(Problem statement): Give the entries again exactly, every one of them.

(Extracted records):
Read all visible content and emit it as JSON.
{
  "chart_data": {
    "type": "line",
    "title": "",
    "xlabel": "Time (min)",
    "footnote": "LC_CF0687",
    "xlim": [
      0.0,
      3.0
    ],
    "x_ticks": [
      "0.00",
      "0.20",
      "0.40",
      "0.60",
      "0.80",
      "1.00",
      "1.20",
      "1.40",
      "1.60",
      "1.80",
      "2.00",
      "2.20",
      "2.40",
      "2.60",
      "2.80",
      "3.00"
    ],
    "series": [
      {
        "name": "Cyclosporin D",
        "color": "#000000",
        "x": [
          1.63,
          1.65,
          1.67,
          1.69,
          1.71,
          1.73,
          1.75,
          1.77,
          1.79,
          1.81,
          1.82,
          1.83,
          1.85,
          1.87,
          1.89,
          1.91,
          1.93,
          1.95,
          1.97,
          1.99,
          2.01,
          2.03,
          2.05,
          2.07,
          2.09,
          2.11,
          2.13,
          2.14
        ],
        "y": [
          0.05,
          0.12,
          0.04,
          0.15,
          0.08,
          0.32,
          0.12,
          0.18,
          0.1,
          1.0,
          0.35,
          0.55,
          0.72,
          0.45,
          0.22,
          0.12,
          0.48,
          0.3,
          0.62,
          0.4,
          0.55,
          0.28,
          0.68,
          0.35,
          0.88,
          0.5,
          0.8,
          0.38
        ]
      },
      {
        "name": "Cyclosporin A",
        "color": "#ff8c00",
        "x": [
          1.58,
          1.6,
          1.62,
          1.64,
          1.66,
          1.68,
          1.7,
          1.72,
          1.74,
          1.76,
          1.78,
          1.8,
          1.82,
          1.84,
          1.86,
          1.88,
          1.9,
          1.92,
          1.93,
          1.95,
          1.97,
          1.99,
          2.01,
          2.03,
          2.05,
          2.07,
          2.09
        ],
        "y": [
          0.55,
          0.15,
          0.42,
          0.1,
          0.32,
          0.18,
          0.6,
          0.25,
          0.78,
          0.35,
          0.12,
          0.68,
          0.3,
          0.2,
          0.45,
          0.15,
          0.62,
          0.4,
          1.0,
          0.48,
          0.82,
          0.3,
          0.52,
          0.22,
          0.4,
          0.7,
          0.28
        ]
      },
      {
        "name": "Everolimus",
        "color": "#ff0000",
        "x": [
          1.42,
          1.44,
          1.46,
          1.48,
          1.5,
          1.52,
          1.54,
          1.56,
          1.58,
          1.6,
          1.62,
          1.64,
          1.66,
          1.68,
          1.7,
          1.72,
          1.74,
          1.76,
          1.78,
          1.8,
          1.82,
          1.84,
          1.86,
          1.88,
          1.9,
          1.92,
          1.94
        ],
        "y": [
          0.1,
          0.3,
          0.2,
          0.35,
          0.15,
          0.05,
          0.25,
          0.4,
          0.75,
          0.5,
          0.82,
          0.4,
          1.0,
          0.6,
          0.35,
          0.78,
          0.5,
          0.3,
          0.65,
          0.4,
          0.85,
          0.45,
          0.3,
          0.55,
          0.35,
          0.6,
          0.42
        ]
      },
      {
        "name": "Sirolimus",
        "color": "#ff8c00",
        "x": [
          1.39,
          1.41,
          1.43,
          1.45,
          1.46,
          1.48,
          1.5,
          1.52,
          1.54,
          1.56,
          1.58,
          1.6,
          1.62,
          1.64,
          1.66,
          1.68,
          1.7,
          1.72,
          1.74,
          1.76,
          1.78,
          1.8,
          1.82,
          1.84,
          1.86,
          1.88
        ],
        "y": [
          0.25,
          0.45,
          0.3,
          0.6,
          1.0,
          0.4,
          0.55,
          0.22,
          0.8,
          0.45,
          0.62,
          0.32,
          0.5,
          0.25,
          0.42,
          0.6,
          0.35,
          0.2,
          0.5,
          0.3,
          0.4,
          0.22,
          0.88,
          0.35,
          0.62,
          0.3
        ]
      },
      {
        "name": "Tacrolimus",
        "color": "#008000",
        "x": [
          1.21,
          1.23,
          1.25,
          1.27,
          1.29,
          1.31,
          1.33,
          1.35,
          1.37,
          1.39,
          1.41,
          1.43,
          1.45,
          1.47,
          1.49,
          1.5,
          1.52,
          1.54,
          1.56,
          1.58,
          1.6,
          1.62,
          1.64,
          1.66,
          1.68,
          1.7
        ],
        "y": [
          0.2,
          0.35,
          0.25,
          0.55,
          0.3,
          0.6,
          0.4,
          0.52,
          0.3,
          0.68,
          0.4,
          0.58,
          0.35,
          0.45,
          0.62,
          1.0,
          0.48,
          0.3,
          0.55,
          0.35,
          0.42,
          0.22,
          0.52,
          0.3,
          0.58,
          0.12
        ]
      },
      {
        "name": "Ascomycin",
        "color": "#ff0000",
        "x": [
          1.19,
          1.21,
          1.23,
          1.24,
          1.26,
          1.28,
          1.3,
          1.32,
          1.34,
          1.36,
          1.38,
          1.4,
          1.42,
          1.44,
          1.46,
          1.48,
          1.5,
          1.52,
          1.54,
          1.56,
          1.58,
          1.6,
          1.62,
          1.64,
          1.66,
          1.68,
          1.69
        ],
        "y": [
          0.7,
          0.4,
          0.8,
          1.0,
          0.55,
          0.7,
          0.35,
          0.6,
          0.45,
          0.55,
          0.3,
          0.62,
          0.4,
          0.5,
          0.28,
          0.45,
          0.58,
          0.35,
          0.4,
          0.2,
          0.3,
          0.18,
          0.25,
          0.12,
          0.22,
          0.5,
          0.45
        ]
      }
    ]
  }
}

(Solved exercise):
Read all visible content and emit it as JSON.
{
  "chart_data": {
    "type": "line",
    "title": "",
    "xlabel": "Time (min)",
    "footnote": "LC_CF0687",
    "xlim": [
      0.0,
      3.0
    ],
    "x_ticks": [
      "0.00",
      "0.20",
      "0.40",
      "0.60",
      "0.80",
      "1.00",
      "1.20",
      "1.40",
      "1.60",
      "1.80",
      "2.00",
      "2.20",
      "2.40",
      "2.60",
      "2.80",
      "3.00"
    ],
    "series": [
      {
        "name": "Cyclosporin D",
        "color": "#000000",
        "x": [
          1.63,
          1.65,
          1.67,
          1.69,
          1.71,
          1.73,
          1.75,
          1.77,
          1.79,
          1.81,
          1.82,
          1.83,
          1.85,
          1.87,
          1.89,
          1.91,
          1.93,
          1.95,
          1.97,
          1.99,
          2.01,
          2.03,
          2.05,
          2.07,
          2.09,
          2.11,
          2.13,
          2.14
        ],
        "y": [
          0.05,
          0.12,
          0.04,
          0.15,
          0.08,
          0.32,
          0.12,
          0.18,
          0.1,
          1.0,
          0.35,
          0.55,
          0.72,
          0.45,
          0.22,
          0.12,
          0.48,
          0.3,
          0.62,
          0.4,
          0.55,
          0.28,
          0.68,
          0.35,
          0.88,
          0.5,
          0.8,
          0.38
        ]
      },
      {
        "name": "Cyclosporin A",
        "color": "#ff8c00",
        "x": [
          1.58,
          1.6,
          1.62,
          1.64,
          1.66,
          1.68,
          1.7,
          1.72,
          1.74,
          1.76,
          1.78,
          1.8,
          1.82,
          1.84,
          1.86,
          1.88,
          1.9,
          1.92,
          1.93,
          1.95,
          1.97,
          1.99,
          2.01,
          2.03,
          2.05,
          2.07,
          2.09
        ],
        "y": [
          0.55,
          0.15,
          0.42,
          0.1,
          0.32,
          0.18,
          0.6,
          0.25,
          0.78,
          0.35,
          0.12,
          0.68,
          0.3,
          0.2,
          0.45,
          0.15,
          0.62,
          0.4,
          1.0,
          0.48,
          0.82,
          0.3,
          0.52,
          0.22,
          0.4,
          0.7,
          0.28
        ]
      },
      {
        "name": "Everolimus",
        "color": "#ff0000",
        "x": [
          1.42,
          1.44,
          1.46,
          1.48,
          1.5,
          1.52,
          1.54,
          1.56,
          1.58,
          1.6,
          1.62,
          1.64,
          1.66,
          1.68,
          1.7,
          1.72,
          1.74,
          1.76,
          1.78,
          1.8,
          1.82,
          1.84,
          1.86,
          1.88,
          1.9,
          1.92,
          1.94
        ],
        "y": [
          0.1,
          0.3,
          0.2,
          0.35,
          0.15,
          0.05,
          0.25,
          0.4,
          0.75,
          0.5,
          0.82,
          0.4,
          1.0,
          0.6,
          0.35,
          0.78,
          0.5,
          0.3,
          0.65,
          0.4,
          0.85,
          0.45,
          0.3,
          0.55,
          0.35,
          0.6,
          0.42
        ]
      },
      {
        "name": "Sirolimus",
        "color": "#ff8c00",
        "x": [
          1.39,
          1.41,
          1.43,
          1.45,
          1.46,
          1.48,
          1.5,
          1.52,
          1.54,
          1.56,
          1.58,
          1.6,
          1.62,
          1.64,
          1.66,
          1.68,
          1.7,
          1.72,
          1.74,
          1.76,
          1.78,
          1.8,
          1.82,
          1.84,
          1.86,
          1.88
        ],
        "y": [
          0.25,
          0.45,
          0.3,
          0.6,
          1.0,
          0.4,
          0.55,
          0.22,
          0.8,
          0.45,
          0.62,
          0.32,
          0.5,
          0.25,
          0.42,
          0.6,
          0.35,
          0.2,
          0.5,
          0.3,
          0.4,
          0.22,
          0.88,
          0.35,
          0.62,
          0.3
        ]
      },
      {
        "name": "Tacrolimus",
        "color": "#008000",
        "x": [
          1.21,
          1.23,
          1.25,
          1.27,
          1.29,
          1.31,
          1.33,
          1.35,
          1.37,
          1.39,
          1.41,
          1.43,
          1.45,
          1.47,
          1.49,
          1.5,
          1.52,
          1.54,
          1.56,
          1.58,
          1.6,
          1.62,
          1.64,
          1.66,
          1.68,
          1.7
        ],
        "y": [
          0.2,
          0.35,
          0.25,
          0.55,
          0.3,
          0.6,
          0.4,
          0.52,
          0.3,
          0.68,
          0.4,
          0.58,
          0.35,
          0.45,
          0.62,
          1.0,
          0.48,
          0.3,
          0.55,
          0.35,
          0.42,
          0.22,
          0.52,
          0.3,
          0.58,
          0.12
        ]
      },
      {
        "name": "Ascomycin",
        "color": "#ff0000",
        "x": [
          1.19,
          1.21,
          1.23,
          1.24,
          1.26,
          1.28,
          1.3,
          1.32,
          1.34,
          1.36,
          1.38,
          1.4,
          1.42,
          1.44,
          1.46,
          1.48,
          1.5,
          1.52,
          1.54,
          1.56,
          1.58,
          1.6,
          1.62,
          1.64,
          1.66,
          1.68,
          1.69
        ],
        "y": [
          0.7,
          0.4,
          0.8,
          1.0,
          0.55,
          0.7,
          0.35,
          0.6,
          0.45,
          0.55,
          0.3,
          0.62,
          0.4,
          0.5,
          0.28,
          0.45,
          0.58,
          0.35,
          0.4,
          0.2,
          0.3,
          0.18,
          0.25,
          0.12,
          0.22,
          0.5,
          0.45
        ]
      }
    ]
  }
}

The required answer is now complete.